● **Short task**: Without the pictures, set down every line of the data exactly.

● **Figure collection entries**:
━━━

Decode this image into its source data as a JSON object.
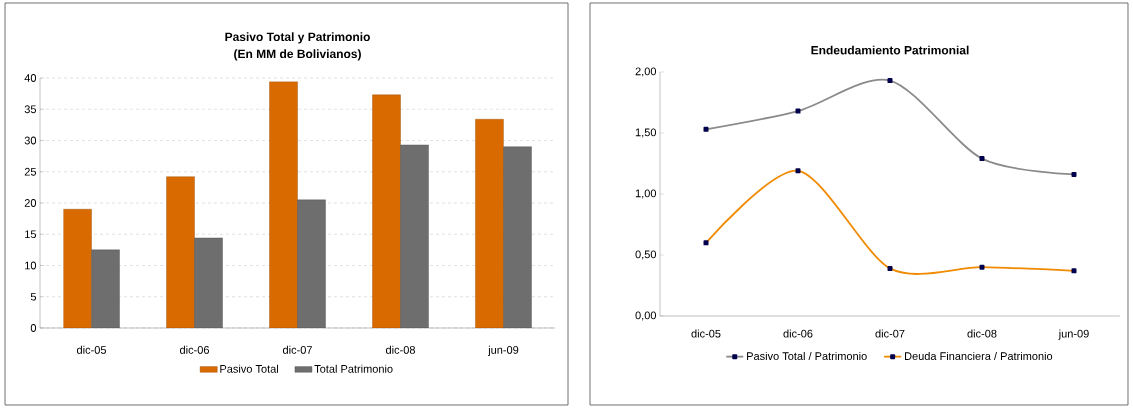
{
  "chart_data": [
    {
      "type": "bar",
      "title": "Pasivo Total y Patrimonio",
      "subtitle": "(En MM de Bolivianos)",
      "categories": [
        "dic-05",
        "dic-06",
        "dic-07",
        "dic-08",
        "jun-09"
      ],
      "series": [
        {
          "name": "Pasivo Total",
          "color": "#d86a00",
          "values": [
            19.0,
            24.2,
            39.4,
            37.3,
            33.4
          ]
        },
        {
          "name": "Total Patrimonio",
          "color": "#6e6e6e",
          "values": [
            12.5,
            14.4,
            20.5,
            29.3,
            29.0
          ]
        }
      ],
      "ylim": [
        0,
        40
      ],
      "yticks": [
        0,
        5,
        10,
        15,
        20,
        25,
        30,
        35,
        40
      ],
      "grid": "y",
      "legend": "bottom"
    },
    {
      "type": "line",
      "title": "Endeudamiento Patrimonial",
      "categories": [
        "dic-05",
        "dic-06",
        "dic-07",
        "dic-08",
        "jun-09"
      ],
      "series": [
        {
          "name": "Pasivo Total / Patrimonio",
          "color": "#8a8a8a",
          "values": [
            1.53,
            1.68,
            1.93,
            1.29,
            1.16
          ]
        },
        {
          "name": "Deuda Financiera / Patrimonio",
          "color": "#f08a00",
          "values": [
            0.6,
            1.19,
            0.39,
            0.4,
            0.37
          ]
        }
      ],
      "ylim": [
        0,
        2
      ],
      "yticks": [
        {
          "value": 0,
          "label": "0,00"
        },
        {
          "value": 0.5,
          "label": "0,50"
        },
        {
          "value": 1,
          "label": "1,00"
        },
        {
          "value": 1.5,
          "label": "1,50"
        },
        {
          "value": 2,
          "label": "2,00"
        }
      ],
      "legend": "bottom",
      "marker": "square"
    }
  ]
}
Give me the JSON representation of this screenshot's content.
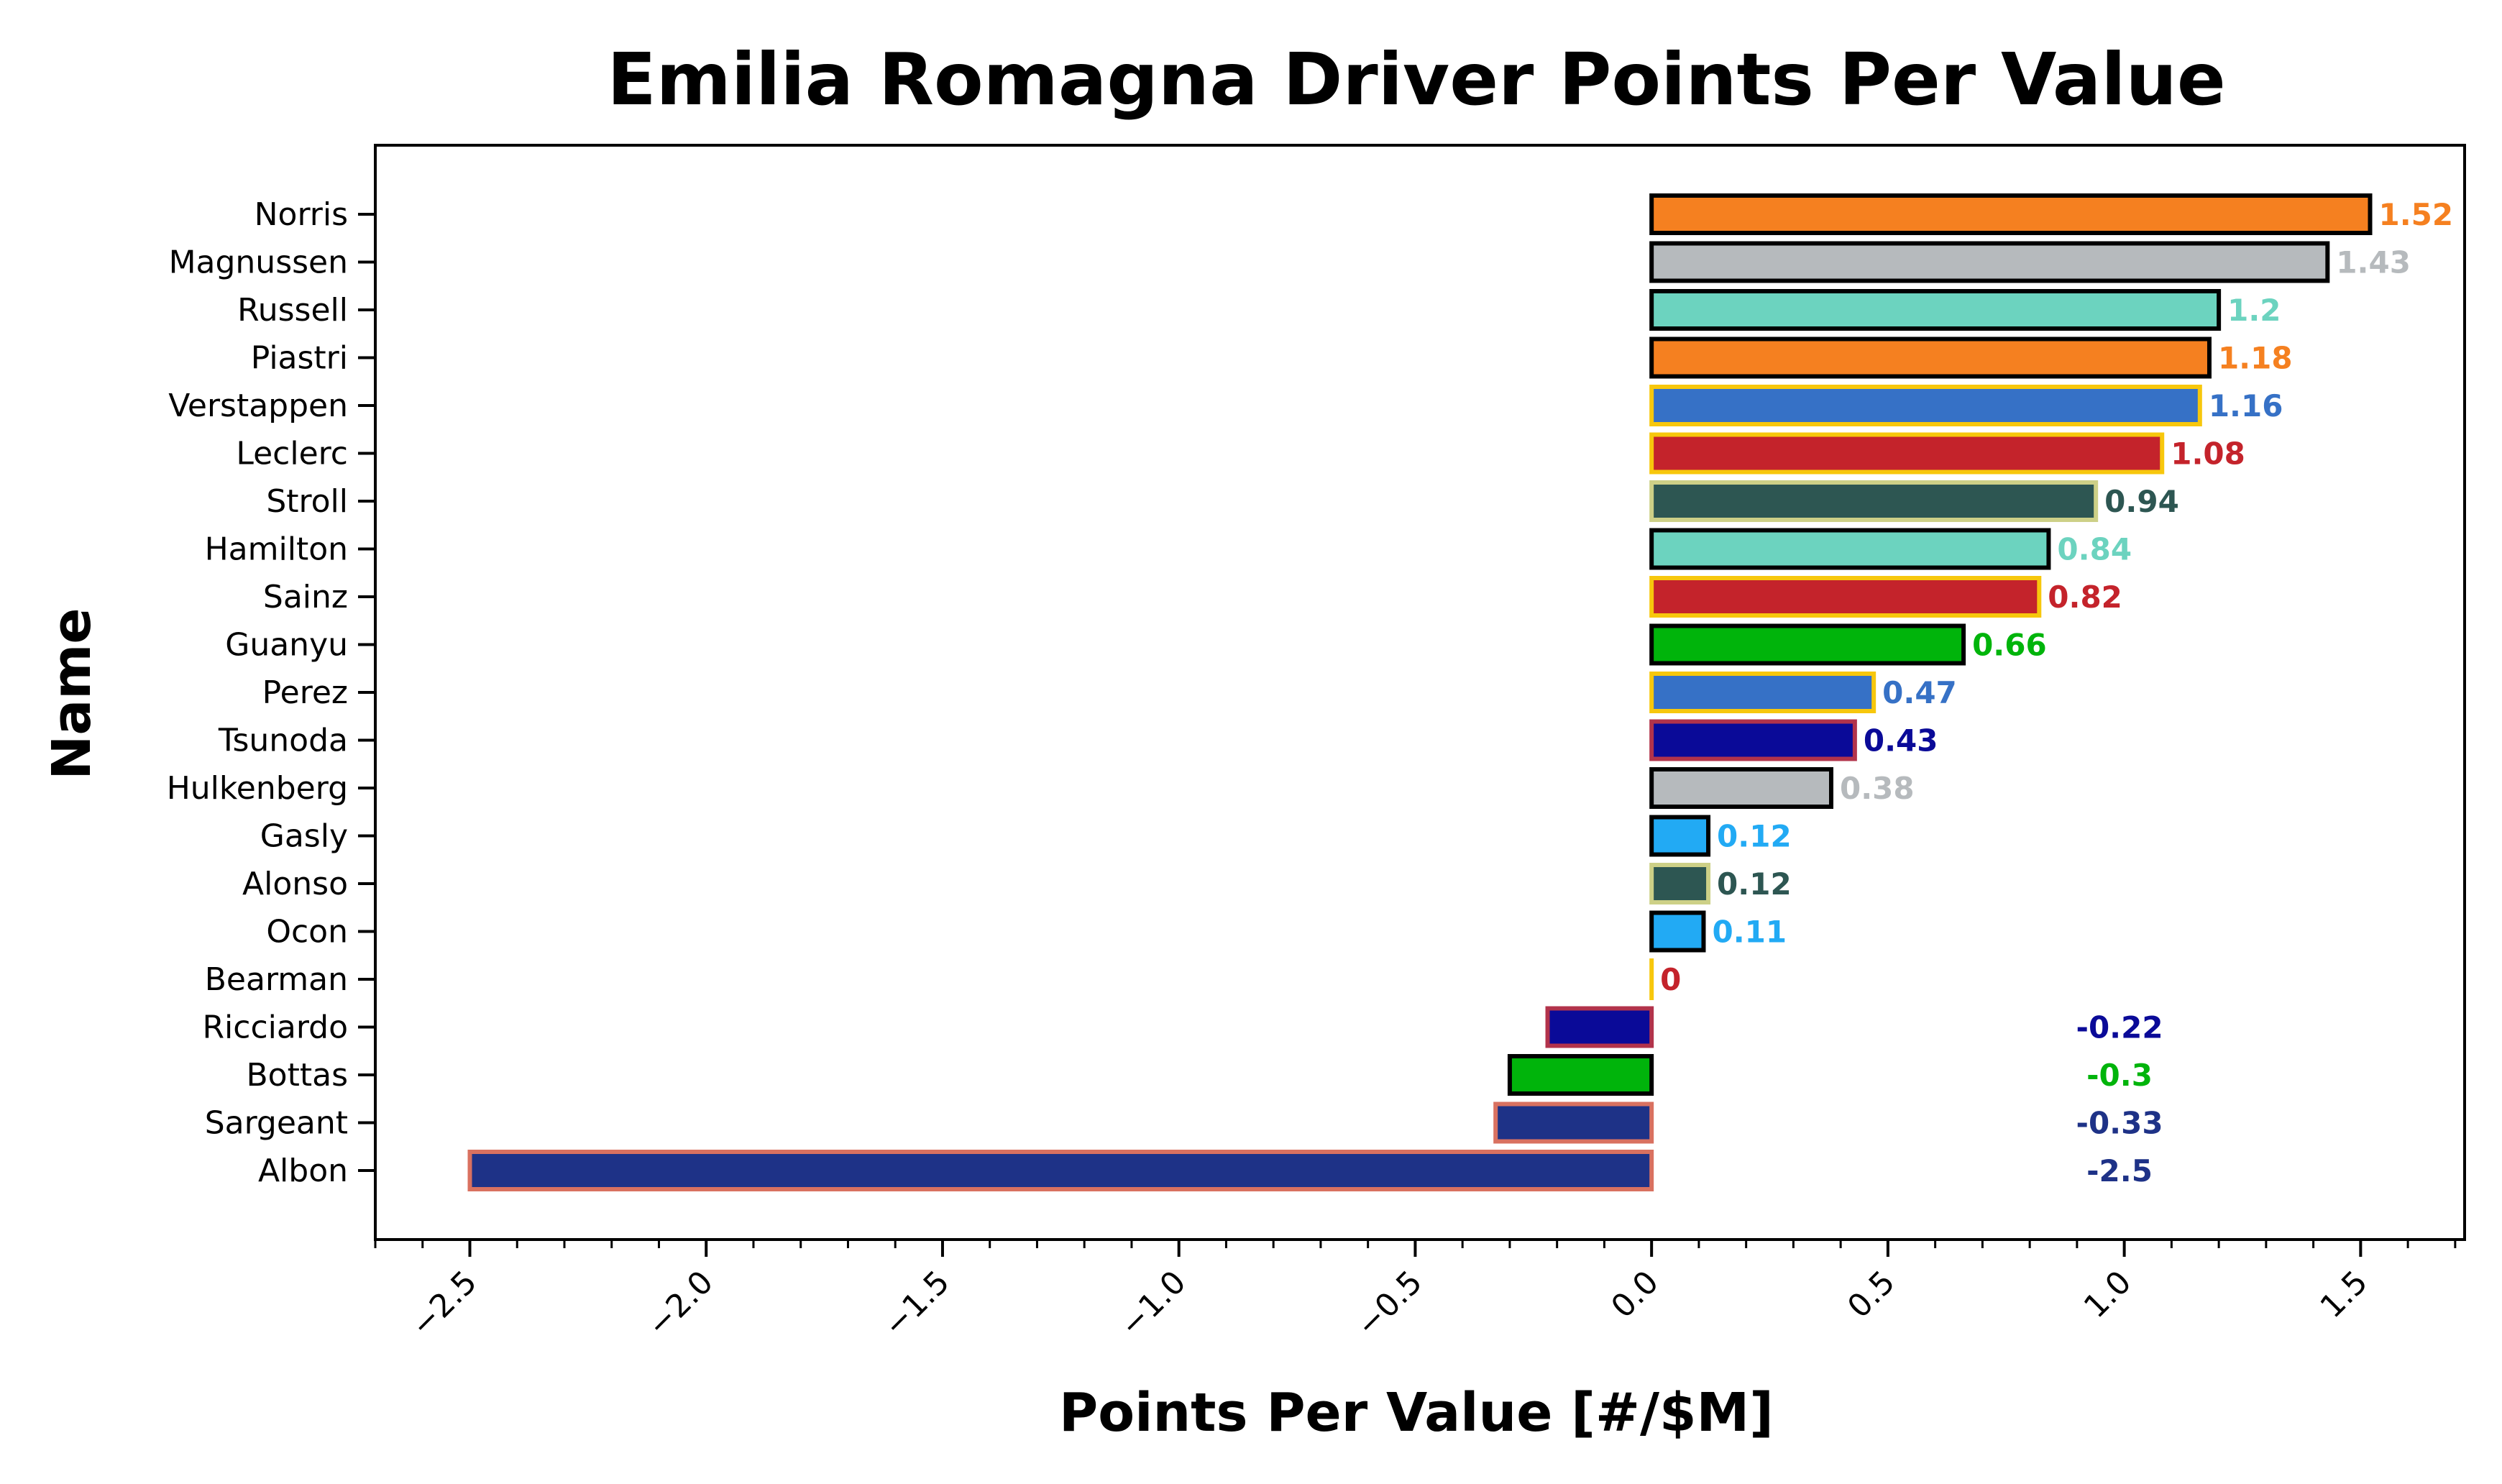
{
  "chart_data": {
    "type": "bar",
    "orientation": "horizontal",
    "title": "Emilia Romagna Driver Points Per Value",
    "xlabel": "Points Per Value [#/$M]",
    "ylabel": "Name",
    "xlim": [
      -2.7,
      1.72
    ],
    "xticks": [
      -2.5,
      -2.0,
      -1.5,
      -1.0,
      -0.5,
      0.0,
      0.5,
      1.0,
      1.5
    ],
    "xtick_labels": [
      "−2.5",
      "−2.0",
      "−1.5",
      "−1.0",
      "−0.5",
      "0.0",
      "0.5",
      "1.0",
      "1.5"
    ],
    "grid": false,
    "bars": [
      {
        "name": "Norris",
        "value": 1.52,
        "label": "1.52",
        "fill": "#f58020",
        "edge": "#000000",
        "text_color": "#f58020"
      },
      {
        "name": "Magnussen",
        "value": 1.43,
        "label": "1.43",
        "fill": "#b6babd",
        "edge": "#000000",
        "text_color": "#b6babd"
      },
      {
        "name": "Russell",
        "value": 1.2,
        "label": "1.2",
        "fill": "#6cd3bf",
        "edge": "#000000",
        "text_color": "#6cd3bf"
      },
      {
        "name": "Piastri",
        "value": 1.18,
        "label": "1.18",
        "fill": "#f58020",
        "edge": "#000000",
        "text_color": "#f58020"
      },
      {
        "name": "Verstappen",
        "value": 1.16,
        "label": "1.16",
        "fill": "#3671c6",
        "edge": "#f7c70c",
        "text_color": "#3671c6"
      },
      {
        "name": "Leclerc",
        "value": 1.08,
        "label": "1.08",
        "fill": "#c4232b",
        "edge": "#f7c70c",
        "text_color": "#c4232b"
      },
      {
        "name": "Stroll",
        "value": 0.94,
        "label": "0.94",
        "fill": "#2d5652",
        "edge": "#cdd087",
        "text_color": "#2d5652"
      },
      {
        "name": "Hamilton",
        "value": 0.84,
        "label": "0.84",
        "fill": "#6cd3bf",
        "edge": "#000000",
        "text_color": "#6cd3bf"
      },
      {
        "name": "Sainz",
        "value": 0.82,
        "label": "0.82",
        "fill": "#c4232b",
        "edge": "#f7c70c",
        "text_color": "#c4232b"
      },
      {
        "name": "Guanyu",
        "value": 0.66,
        "label": "0.66",
        "fill": "#00b40b",
        "edge": "#000000",
        "text_color": "#00b40b"
      },
      {
        "name": "Perez",
        "value": 0.47,
        "label": "0.47",
        "fill": "#3671c6",
        "edge": "#f7c70c",
        "text_color": "#3671c6"
      },
      {
        "name": "Tsunoda",
        "value": 0.43,
        "label": "0.43",
        "fill": "#0a0a98",
        "edge": "#b2334b",
        "text_color": "#0a0a98"
      },
      {
        "name": "Hulkenberg",
        "value": 0.38,
        "label": "0.38",
        "fill": "#b6babd",
        "edge": "#000000",
        "text_color": "#b6babd"
      },
      {
        "name": "Gasly",
        "value": 0.12,
        "label": "0.12",
        "fill": "#22aaf4",
        "edge": "#000000",
        "text_color": "#22aaf4"
      },
      {
        "name": "Alonso",
        "value": 0.12,
        "label": "0.12",
        "fill": "#2d5652",
        "edge": "#cdd087",
        "text_color": "#2d5652"
      },
      {
        "name": "Ocon",
        "value": 0.11,
        "label": "0.11",
        "fill": "#22aaf4",
        "edge": "#000000",
        "text_color": "#22aaf4"
      },
      {
        "name": "Bearman",
        "value": 0,
        "label": "0",
        "fill": "#c4232b",
        "edge": "#f7c70c",
        "text_color": "#c4232b"
      },
      {
        "name": "Ricciardo",
        "value": -0.22,
        "label": "-0.22",
        "fill": "#0a0a98",
        "edge": "#b2334b",
        "text_color": "#0a0a98"
      },
      {
        "name": "Bottas",
        "value": -0.3,
        "label": "-0.3",
        "fill": "#00b40b",
        "edge": "#000000",
        "text_color": "#00b40b"
      },
      {
        "name": "Sargeant",
        "value": -0.33,
        "label": "-0.33",
        "fill": "#1e3287",
        "edge": "#d97160",
        "text_color": "#1e3287"
      },
      {
        "name": "Albon",
        "value": -2.5,
        "label": "-2.5",
        "fill": "#1e3287",
        "edge": "#d97160",
        "text_color": "#1e3287"
      }
    ]
  }
}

━━━

● **Solved exercise**:
Decode this image into its source data as a JSON object.
{
  "chart_data": [
    {
      "type": "bar",
      "title": "Pasivo Total y Patrimonio",
      "subtitle": "(En MM de Bolivianos)",
      "categories": [
        "dic-05",
        "dic-06",
        "dic-07",
        "dic-08",
        "jun-09"
      ],
      "series": [
        {
          "name": "Pasivo Total",
          "color": "#d86a00",
          "values": [
            19.0,
            24.2,
            39.4,
            37.3,
            33.4
          ]
        },
        {
          "name": "Total Patrimonio",
          "color": "#6e6e6e",
          "values": [
            12.5,
            14.4,
            20.5,
            29.3,
            29.0
          ]
        }
      ],
      "ylim": [
        0,
        40
      ],
      "yticks": [
        0,
        5,
        10,
        15,
        20,
        25,
        30,
        35,
        40
      ],
      "grid": "y",
      "legend": "bottom"
    },
    {
      "type": "line",
      "title": "Endeudamiento Patrimonial",
      "categories": [
        "dic-05",
        "dic-06",
        "dic-07",
        "dic-08",
        "jun-09"
      ],
      "series": [
        {
          "name": "Pasivo Total / Patrimonio",
          "color": "#8a8a8a",
          "values": [
            1.53,
            1.68,
            1.93,
            1.29,
            1.16
          ]
        },
        {
          "name": "Deuda Financiera / Patrimonio",
          "color": "#f08a00",
          "values": [
            0.6,
            1.19,
            0.39,
            0.4,
            0.37
          ]
        }
      ],
      "ylim": [
        0,
        2
      ],
      "yticks": [
        {
          "value": 0,
          "label": "0,00"
        },
        {
          "value": 0.5,
          "label": "0,50"
        },
        {
          "value": 1,
          "label": "1,00"
        },
        {
          "value": 1.5,
          "label": "1,50"
        },
        {
          "value": 2,
          "label": "2,00"
        }
      ],
      "legend": "bottom",
      "marker": "square"
    }
  ]
}
Give me the JSON representation of this screenshot's content.
{
  "chart_data": {
    "type": "bar",
    "orientation": "horizontal",
    "title": "Emilia Romagna Driver Points Per Value",
    "xlabel": "Points Per Value [#/$M]",
    "ylabel": "Name",
    "xlim": [
      -2.7,
      1.72
    ],
    "xticks": [
      -2.5,
      -2.0,
      -1.5,
      -1.0,
      -0.5,
      0.0,
      0.5,
      1.0,
      1.5
    ],
    "xtick_labels": [
      "−2.5",
      "−2.0",
      "−1.5",
      "−1.0",
      "−0.5",
      "0.0",
      "0.5",
      "1.0",
      "1.5"
    ],
    "grid": false,
    "bars": [
      {
        "name": "Norris",
        "value": 1.52,
        "label": "1.52",
        "fill": "#f58020",
        "edge": "#000000",
        "text_color": "#f58020"
      },
      {
        "name": "Magnussen",
        "value": 1.43,
        "label": "1.43",
        "fill": "#b6babd",
        "edge": "#000000",
        "text_color": "#b6babd"
      },
      {
        "name": "Russell",
        "value": 1.2,
        "label": "1.2",
        "fill": "#6cd3bf",
        "edge": "#000000",
        "text_color": "#6cd3bf"
      },
      {
        "name": "Piastri",
        "value": 1.18,
        "label": "1.18",
        "fill": "#f58020",
        "edge": "#000000",
        "text_color": "#f58020"
      },
      {
        "name": "Verstappen",
        "value": 1.16,
        "label": "1.16",
        "fill": "#3671c6",
        "edge": "#f7c70c",
        "text_color": "#3671c6"
      },
      {
        "name": "Leclerc",
        "value": 1.08,
        "label": "1.08",
        "fill": "#c4232b",
        "edge": "#f7c70c",
        "text_color": "#c4232b"
      },
      {
        "name": "Stroll",
        "value": 0.94,
        "label": "0.94",
        "fill": "#2d5652",
        "edge": "#cdd087",
        "text_color": "#2d5652"
      },
      {
        "name": "Hamilton",
        "value": 0.84,
        "label": "0.84",
        "fill": "#6cd3bf",
        "edge": "#000000",
        "text_color": "#6cd3bf"
      },
      {
        "name": "Sainz",
        "value": 0.82,
        "label": "0.82",
        "fill": "#c4232b",
        "edge": "#f7c70c",
        "text_color": "#c4232b"
      },
      {
        "name": "Guanyu",
        "value": 0.66,
        "label": "0.66",
        "fill": "#00b40b",
        "edge": "#000000",
        "text_color": "#00b40b"
      },
      {
        "name": "Perez",
        "value": 0.47,
        "label": "0.47",
        "fill": "#3671c6",
        "edge": "#f7c70c",
        "text_color": "#3671c6"
      },
      {
        "name": "Tsunoda",
        "value": 0.43,
        "label": "0.43",
        "fill": "#0a0a98",
        "edge": "#b2334b",
        "text_color": "#0a0a98"
      },
      {
        "name": "Hulkenberg",
        "value": 0.38,
        "label": "0.38",
        "fill": "#b6babd",
        "edge": "#000000",
        "text_color": "#b6babd"
      },
      {
        "name": "Gasly",
        "value": 0.12,
        "label": "0.12",
        "fill": "#22aaf4",
        "edge": "#000000",
        "text_color": "#22aaf4"
      },
      {
        "name": "Alonso",
        "value": 0.12,
        "label": "0.12",
        "fill": "#2d5652",
        "edge": "#cdd087",
        "text_color": "#2d5652"
      },
      {
        "name": "Ocon",
        "value": 0.11,
        "label": "0.11",
        "fill": "#22aaf4",
        "edge": "#000000",
        "text_color": "#22aaf4"
      },
      {
        "name": "Bearman",
        "value": 0,
        "label": "0",
        "fill": "#c4232b",
        "edge": "#f7c70c",
        "text_color": "#c4232b"
      },
      {
        "name": "Ricciardo",
        "value": -0.22,
        "label": "-0.22",
        "fill": "#0a0a98",
        "edge": "#b2334b",
        "text_color": "#0a0a98"
      },
      {
        "name": "Bottas",
        "value": -0.3,
        "label": "-0.3",
        "fill": "#00b40b",
        "edge": "#000000",
        "text_color": "#00b40b"
      },
      {
        "name": "Sargeant",
        "value": -0.33,
        "label": "-0.33",
        "fill": "#1e3287",
        "edge": "#d97160",
        "text_color": "#1e3287"
      },
      {
        "name": "Albon",
        "value": -2.5,
        "label": "-2.5",
        "fill": "#1e3287",
        "edge": "#d97160",
        "text_color": "#1e3287"
      }
    ]
  }
}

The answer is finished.